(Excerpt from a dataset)
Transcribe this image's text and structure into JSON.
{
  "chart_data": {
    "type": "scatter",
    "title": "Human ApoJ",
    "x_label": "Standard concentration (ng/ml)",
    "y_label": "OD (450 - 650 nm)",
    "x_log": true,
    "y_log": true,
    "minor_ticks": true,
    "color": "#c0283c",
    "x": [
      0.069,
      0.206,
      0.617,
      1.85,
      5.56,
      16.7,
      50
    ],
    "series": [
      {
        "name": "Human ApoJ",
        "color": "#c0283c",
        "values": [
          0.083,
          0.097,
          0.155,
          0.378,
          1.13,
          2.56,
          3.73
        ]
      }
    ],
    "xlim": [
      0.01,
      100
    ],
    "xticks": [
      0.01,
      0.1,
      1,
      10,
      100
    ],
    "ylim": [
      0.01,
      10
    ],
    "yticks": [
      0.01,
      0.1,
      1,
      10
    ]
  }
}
---
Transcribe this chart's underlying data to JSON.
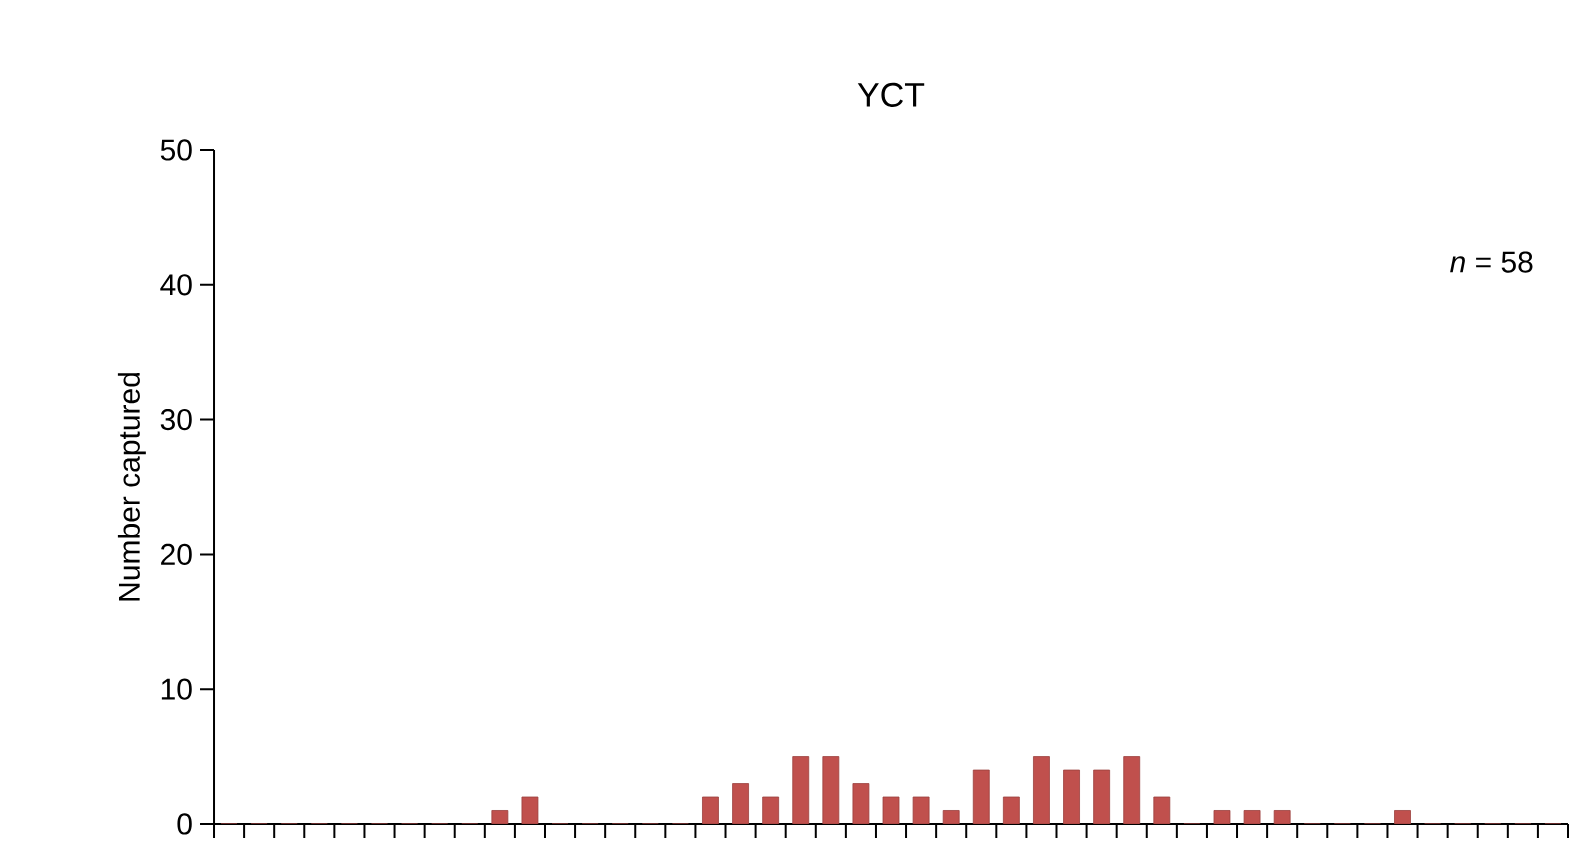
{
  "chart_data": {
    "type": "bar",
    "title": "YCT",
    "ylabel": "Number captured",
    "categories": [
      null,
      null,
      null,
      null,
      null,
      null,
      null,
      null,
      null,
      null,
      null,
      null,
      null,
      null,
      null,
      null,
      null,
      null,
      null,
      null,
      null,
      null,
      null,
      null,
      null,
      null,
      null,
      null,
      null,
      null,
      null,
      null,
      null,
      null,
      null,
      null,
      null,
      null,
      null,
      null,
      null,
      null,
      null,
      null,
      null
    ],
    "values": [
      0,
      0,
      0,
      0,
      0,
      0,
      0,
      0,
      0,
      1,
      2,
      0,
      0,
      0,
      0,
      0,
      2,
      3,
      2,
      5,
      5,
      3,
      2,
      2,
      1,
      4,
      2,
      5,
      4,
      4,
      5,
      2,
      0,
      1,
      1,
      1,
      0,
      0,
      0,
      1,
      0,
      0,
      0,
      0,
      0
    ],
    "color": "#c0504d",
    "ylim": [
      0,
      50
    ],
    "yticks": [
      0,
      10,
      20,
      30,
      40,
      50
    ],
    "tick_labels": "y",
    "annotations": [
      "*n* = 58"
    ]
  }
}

> [What you will do]:
Where a line of the material above holds the string "true", copy that line.

> [Answer in full]:
    "x_log": true,
    "y_log": true,
    "minor_ticks": true,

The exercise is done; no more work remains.